[Input data]:

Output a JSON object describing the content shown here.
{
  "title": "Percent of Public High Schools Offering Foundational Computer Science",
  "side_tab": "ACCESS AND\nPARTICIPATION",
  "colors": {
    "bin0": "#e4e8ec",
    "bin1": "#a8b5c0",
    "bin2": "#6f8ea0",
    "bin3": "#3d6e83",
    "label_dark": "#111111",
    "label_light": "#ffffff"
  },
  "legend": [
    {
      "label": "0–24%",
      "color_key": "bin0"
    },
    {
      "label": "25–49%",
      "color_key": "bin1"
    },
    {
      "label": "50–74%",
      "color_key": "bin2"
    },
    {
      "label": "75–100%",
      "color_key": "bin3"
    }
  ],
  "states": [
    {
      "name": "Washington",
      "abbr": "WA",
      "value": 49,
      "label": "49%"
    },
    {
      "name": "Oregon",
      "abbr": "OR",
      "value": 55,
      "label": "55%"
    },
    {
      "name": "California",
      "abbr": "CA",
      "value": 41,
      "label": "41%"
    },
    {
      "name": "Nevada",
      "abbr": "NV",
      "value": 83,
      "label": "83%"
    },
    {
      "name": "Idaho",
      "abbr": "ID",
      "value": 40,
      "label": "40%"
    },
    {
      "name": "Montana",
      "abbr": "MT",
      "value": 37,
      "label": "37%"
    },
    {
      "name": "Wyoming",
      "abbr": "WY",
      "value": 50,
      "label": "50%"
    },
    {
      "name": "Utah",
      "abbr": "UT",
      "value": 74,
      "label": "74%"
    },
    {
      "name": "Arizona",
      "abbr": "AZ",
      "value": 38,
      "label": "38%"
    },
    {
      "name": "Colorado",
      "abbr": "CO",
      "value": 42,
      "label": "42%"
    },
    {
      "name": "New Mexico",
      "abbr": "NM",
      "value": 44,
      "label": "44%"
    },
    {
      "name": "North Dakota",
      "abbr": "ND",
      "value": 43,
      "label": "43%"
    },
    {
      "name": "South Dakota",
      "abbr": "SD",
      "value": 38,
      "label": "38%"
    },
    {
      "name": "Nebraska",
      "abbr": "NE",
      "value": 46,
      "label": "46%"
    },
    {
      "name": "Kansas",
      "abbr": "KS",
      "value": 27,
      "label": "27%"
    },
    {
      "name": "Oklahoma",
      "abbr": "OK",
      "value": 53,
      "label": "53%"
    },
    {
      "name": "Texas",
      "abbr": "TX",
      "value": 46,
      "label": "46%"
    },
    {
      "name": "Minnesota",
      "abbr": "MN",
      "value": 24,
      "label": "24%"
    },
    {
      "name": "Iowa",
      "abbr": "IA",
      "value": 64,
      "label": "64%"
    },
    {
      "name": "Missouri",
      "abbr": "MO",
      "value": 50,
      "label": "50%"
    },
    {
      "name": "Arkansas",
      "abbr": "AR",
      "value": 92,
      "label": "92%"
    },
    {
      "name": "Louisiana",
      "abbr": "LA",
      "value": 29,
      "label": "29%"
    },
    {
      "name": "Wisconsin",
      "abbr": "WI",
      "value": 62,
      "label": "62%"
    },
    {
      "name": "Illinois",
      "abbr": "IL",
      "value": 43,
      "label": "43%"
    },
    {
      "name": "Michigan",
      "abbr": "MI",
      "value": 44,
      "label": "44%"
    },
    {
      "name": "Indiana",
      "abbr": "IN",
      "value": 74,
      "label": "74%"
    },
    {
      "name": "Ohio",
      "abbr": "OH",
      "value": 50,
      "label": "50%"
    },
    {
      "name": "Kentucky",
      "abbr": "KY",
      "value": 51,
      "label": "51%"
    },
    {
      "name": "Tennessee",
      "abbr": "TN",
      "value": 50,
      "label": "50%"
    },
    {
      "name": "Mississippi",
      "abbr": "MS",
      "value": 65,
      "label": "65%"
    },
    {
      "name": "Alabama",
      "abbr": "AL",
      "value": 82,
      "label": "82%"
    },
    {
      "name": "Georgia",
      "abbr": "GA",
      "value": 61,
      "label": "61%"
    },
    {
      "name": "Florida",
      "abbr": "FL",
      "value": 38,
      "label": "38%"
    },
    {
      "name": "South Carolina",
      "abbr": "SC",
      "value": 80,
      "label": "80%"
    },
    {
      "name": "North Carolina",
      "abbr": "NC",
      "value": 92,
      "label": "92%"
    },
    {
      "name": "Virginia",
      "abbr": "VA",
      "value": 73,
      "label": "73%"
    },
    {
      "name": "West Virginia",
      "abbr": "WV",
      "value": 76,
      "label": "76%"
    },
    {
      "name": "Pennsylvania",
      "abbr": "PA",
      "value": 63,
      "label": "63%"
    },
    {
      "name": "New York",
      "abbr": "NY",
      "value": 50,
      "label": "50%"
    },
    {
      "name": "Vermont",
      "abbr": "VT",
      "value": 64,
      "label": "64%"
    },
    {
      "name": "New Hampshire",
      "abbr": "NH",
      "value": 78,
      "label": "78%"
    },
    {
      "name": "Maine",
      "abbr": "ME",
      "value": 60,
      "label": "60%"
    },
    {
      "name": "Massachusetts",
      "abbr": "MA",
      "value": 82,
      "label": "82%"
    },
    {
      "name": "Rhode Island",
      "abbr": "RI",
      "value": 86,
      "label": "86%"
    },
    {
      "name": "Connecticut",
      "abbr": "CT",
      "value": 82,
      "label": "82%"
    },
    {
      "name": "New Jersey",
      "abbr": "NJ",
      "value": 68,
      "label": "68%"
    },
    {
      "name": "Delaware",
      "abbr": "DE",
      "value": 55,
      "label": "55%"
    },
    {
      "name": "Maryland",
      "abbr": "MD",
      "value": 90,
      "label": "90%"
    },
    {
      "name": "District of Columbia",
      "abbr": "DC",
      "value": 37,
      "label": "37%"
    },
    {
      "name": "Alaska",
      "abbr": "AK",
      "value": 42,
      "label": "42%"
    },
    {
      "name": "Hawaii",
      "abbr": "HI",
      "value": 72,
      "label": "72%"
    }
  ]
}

[What to work on]: Restate the whole listing exactly, leaving out nothing.

[Exercise result]:
Output a JSON object describing the content shown here.
{
  "title": "Percent of Public High Schools Offering Foundational Computer Science",
  "side_tab": "ACCESS AND\nPARTICIPATION",
  "colors": {
    "bin0": "#e4e8ec",
    "bin1": "#a8b5c0",
    "bin2": "#6f8ea0",
    "bin3": "#3d6e83",
    "label_dark": "#111111",
    "label_light": "#ffffff"
  },
  "legend": [
    {
      "label": "0–24%",
      "color_key": "bin0"
    },
    {
      "label": "25–49%",
      "color_key": "bin1"
    },
    {
      "label": "50–74%",
      "color_key": "bin2"
    },
    {
      "label": "75–100%",
      "color_key": "bin3"
    }
  ],
  "states": [
    {
      "name": "Washington",
      "abbr": "WA",
      "value": 49,
      "label": "49%"
    },
    {
      "name": "Oregon",
      "abbr": "OR",
      "value": 55,
      "label": "55%"
    },
    {
      "name": "California",
      "abbr": "CA",
      "value": 41,
      "label": "41%"
    },
    {
      "name": "Nevada",
      "abbr": "NV",
      "value": 83,
      "label": "83%"
    },
    {
      "name": "Idaho",
      "abbr": "ID",
      "value": 40,
      "label": "40%"
    },
    {
      "name": "Montana",
      "abbr": "MT",
      "value": 37,
      "label": "37%"
    },
    {
      "name": "Wyoming",
      "abbr": "WY",
      "value": 50,
      "label": "50%"
    },
    {
      "name": "Utah",
      "abbr": "UT",
      "value": 74,
      "label": "74%"
    },
    {
      "name": "Arizona",
      "abbr": "AZ",
      "value": 38,
      "label": "38%"
    },
    {
      "name": "Colorado",
      "abbr": "CO",
      "value": 42,
      "label": "42%"
    },
    {
      "name": "New Mexico",
      "abbr": "NM",
      "value": 44,
      "label": "44%"
    },
    {
      "name": "North Dakota",
      "abbr": "ND",
      "value": 43,
      "label": "43%"
    },
    {
      "name": "South Dakota",
      "abbr": "SD",
      "value": 38,
      "label": "38%"
    },
    {
      "name": "Nebraska",
      "abbr": "NE",
      "value": 46,
      "label": "46%"
    },
    {
      "name": "Kansas",
      "abbr": "KS",
      "value": 27,
      "label": "27%"
    },
    {
      "name": "Oklahoma",
      "abbr": "OK",
      "value": 53,
      "label": "53%"
    },
    {
      "name": "Texas",
      "abbr": "TX",
      "value": 46,
      "label": "46%"
    },
    {
      "name": "Minnesota",
      "abbr": "MN",
      "value": 24,
      "label": "24%"
    },
    {
      "name": "Iowa",
      "abbr": "IA",
      "value": 64,
      "label": "64%"
    },
    {
      "name": "Missouri",
      "abbr": "MO",
      "value": 50,
      "label": "50%"
    },
    {
      "name": "Arkansas",
      "abbr": "AR",
      "value": 92,
      "label": "92%"
    },
    {
      "name": "Louisiana",
      "abbr": "LA",
      "value": 29,
      "label": "29%"
    },
    {
      "name": "Wisconsin",
      "abbr": "WI",
      "value": 62,
      "label": "62%"
    },
    {
      "name": "Illinois",
      "abbr": "IL",
      "value": 43,
      "label": "43%"
    },
    {
      "name": "Michigan",
      "abbr": "MI",
      "value": 44,
      "label": "44%"
    },
    {
      "name": "Indiana",
      "abbr": "IN",
      "value": 74,
      "label": "74%"
    },
    {
      "name": "Ohio",
      "abbr": "OH",
      "value": 50,
      "label": "50%"
    },
    {
      "name": "Kentucky",
      "abbr": "KY",
      "value": 51,
      "label": "51%"
    },
    {
      "name": "Tennessee",
      "abbr": "TN",
      "value": 50,
      "label": "50%"
    },
    {
      "name": "Mississippi",
      "abbr": "MS",
      "value": 65,
      "label": "65%"
    },
    {
      "name": "Alabama",
      "abbr": "AL",
      "value": 82,
      "label": "82%"
    },
    {
      "name": "Georgia",
      "abbr": "GA",
      "value": 61,
      "label": "61%"
    },
    {
      "name": "Florida",
      "abbr": "FL",
      "value": 38,
      "label": "38%"
    },
    {
      "name": "South Carolina",
      "abbr": "SC",
      "value": 80,
      "label": "80%"
    },
    {
      "name": "North Carolina",
      "abbr": "NC",
      "value": 92,
      "label": "92%"
    },
    {
      "name": "Virginia",
      "abbr": "VA",
      "value": 73,
      "label": "73%"
    },
    {
      "name": "West Virginia",
      "abbr": "WV",
      "value": 76,
      "label": "76%"
    },
    {
      "name": "Pennsylvania",
      "abbr": "PA",
      "value": 63,
      "label": "63%"
    },
    {
      "name": "New York",
      "abbr": "NY",
      "value": 50,
      "label": "50%"
    },
    {
      "name": "Vermont",
      "abbr": "VT",
      "value": 64,
      "label": "64%"
    },
    {
      "name": "New Hampshire",
      "abbr": "NH",
      "value": 78,
      "label": "78%"
    },
    {
      "name": "Maine",
      "abbr": "ME",
      "value": 60,
      "label": "60%"
    },
    {
      "name": "Massachusetts",
      "abbr": "MA",
      "value": 82,
      "label": "82%"
    },
    {
      "name": "Rhode Island",
      "abbr": "RI",
      "value": 86,
      "label": "86%"
    },
    {
      "name": "Connecticut",
      "abbr": "CT",
      "value": 82,
      "label": "82%"
    },
    {
      "name": "New Jersey",
      "abbr": "NJ",
      "value": 68,
      "label": "68%"
    },
    {
      "name": "Delaware",
      "abbr": "DE",
      "value": 55,
      "label": "55%"
    },
    {
      "name": "Maryland",
      "abbr": "MD",
      "value": 90,
      "label": "90%"
    },
    {
      "name": "District of Columbia",
      "abbr": "DC",
      "value": 37,
      "label": "37%"
    },
    {
      "name": "Alaska",
      "abbr": "AK",
      "value": 42,
      "label": "42%"
    },
    {
      "name": "Hawaii",
      "abbr": "HI",
      "value": 72,
      "label": "72%"
    }
  ]
}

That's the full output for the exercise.